With rumblings of saturation encircling the most popular and tried Nearshore locations, is it time for US clients to give domestic operations another shot?

The state of things: 2023 has been a year of cooldown for BPO prices coming from domestic US providers, according to market observers consulted by NSAM.

  • “I would say that labor prices have stabilized in the US,” Site Selection Group CEO King White commented in an interview. “I do believe we will see labor and BPO billable rates to stay flat for the next few years.”

The first signs of a downslope in US BPO pricing were noticed by market observers last year

  • Between 2020 and 2021, rate increases were caused mostly by climbing domestic wages, which shot upwards under the pressures of high inflation and government stimuli. US-based providers had to offer better salaries to catch up.
  • By the end of 2022, US prices seemed to have plateaued,

Coming down?: Some market players pointed out to a downward trend in pricing.

DATA EXTRACT:

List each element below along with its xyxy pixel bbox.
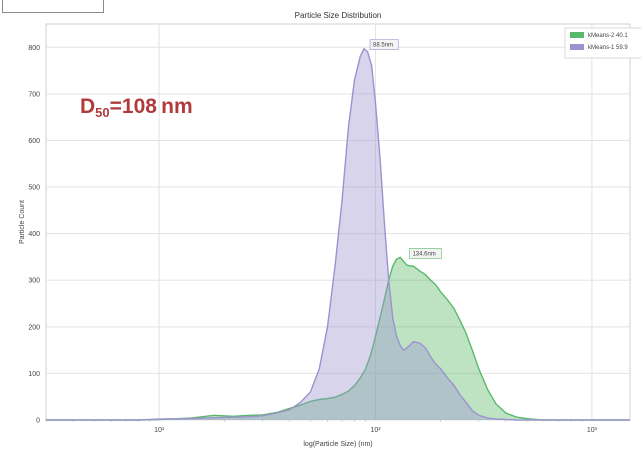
- x-axis-label: log(Particle Size) (nm): [303, 441, 372, 448]
- chart-title: Particle Size Distribution: [295, 11, 382, 20]
- d50-subscript: 50: [95, 105, 110, 120]
- peak-label: 134.6nm: [412, 251, 435, 257]
- x-tick-label: 10¹: [154, 427, 165, 434]
- y-tick-label: 100: [28, 371, 40, 378]
- y-tick-label: 800: [28, 45, 40, 52]
- series-line-2: [46, 47, 630, 421]
- x-tick-label: 10²: [370, 427, 381, 434]
- series-area-2: [46, 48, 630, 420]
- legend-swatch-1: [570, 32, 584, 38]
- y-tick-label: 500: [28, 185, 40, 192]
- d50-symbol: D: [80, 95, 96, 118]
- peak-label-box: [409, 248, 442, 259]
- peak-label-box: [369, 39, 399, 50]
- y-axis-label: Particle Count: [19, 200, 26, 244]
- y-tick-label: 200: [28, 324, 40, 331]
- legend-swatch-2: [570, 44, 584, 50]
- window-tab: [2, 0, 104, 13]
- y-tick-label: 600: [28, 138, 40, 145]
- y-tick-label: 0: [36, 418, 40, 425]
- y-tick-label: 300: [28, 278, 40, 285]
- legend-label-2: kMeans-1 59.9: [588, 45, 628, 51]
- legend-label-1: kMeans-2 40.1: [588, 33, 628, 39]
- y-tick-label: 700: [28, 91, 40, 98]
- peak-label: 88.5nm: [373, 43, 393, 49]
- d50-value: =108 nm: [109, 95, 193, 118]
- y-tick-label: 400: [28, 231, 40, 238]
- d50-annotation: D50=108 nm: [80, 95, 193, 120]
- x-tick-label: 10³: [587, 427, 598, 434]
- plot-area: [45, 23, 631, 421]
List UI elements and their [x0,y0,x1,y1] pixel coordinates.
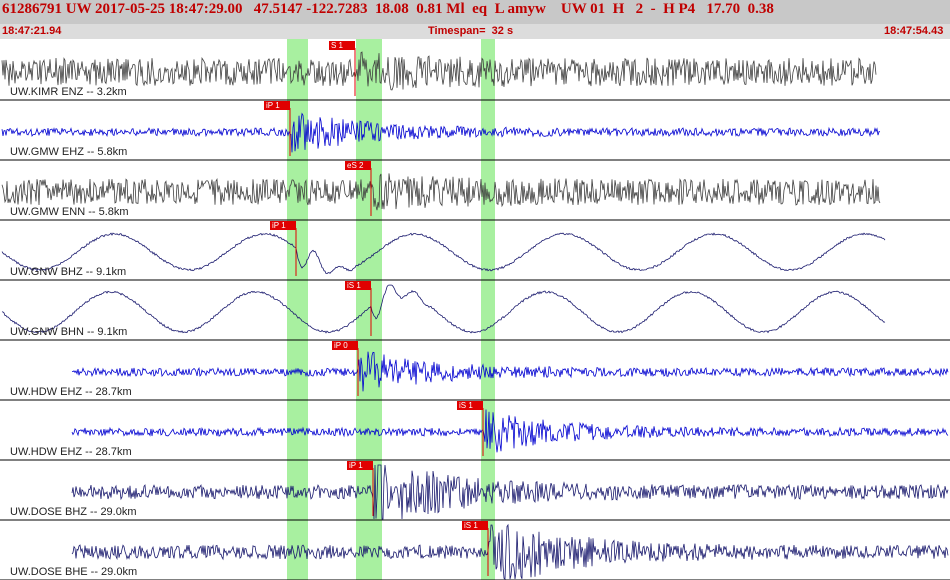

GIVEN EXERCISE:
Extend the article above on US BPO pricing, beginning after its final sentence.

RESPONSE TO THE EXERCISE:
  • John Walter, COO at outsourcing consultant firm ZMAXINC, told NSAM that prices have been decreasing (on average) between 9%-10% during the period covering January and May 2023.
  • Large BPO providers in the US were charging over US$35 per FTE at the beginning of the year, John Walter said. As of May of 2023, rates had come down as low as US$29.

In the Nearshore: Pricing in top Nearshore destinations such as Mexico, Colombia, Costa Rica and Jamaica has seen an increase of between 8%-10% since January, several market sources told NSAM.

  • “These changes are being caused by many US companies moving work nearshore to accommodate budget cuts,” John Walter explained.

Saturated?: The word “saturation” is thrown around constantly in reference to some of the most popular nearshoring destinations. Nevertheless, it is seldom used with accuracy.

  • There are ample location options in the region. Even the most solicited countries (Costa Rica, Mexico, Colombia) provide alternatives to capital cities and other popular sourcing/investment destinations. 
  • “There are pockets in Mexico that are very cost competitive,” commented Jonathan Ellsworth, SVP of Customer Engagement at Ignition Group. “The markets close to the border are more expensive as is Mexico City. Other outlier cities are the cost competitive ones.”
  • At NSAM, we’ve advocated for investors to look beyond the “obvious” Nearshore investment options.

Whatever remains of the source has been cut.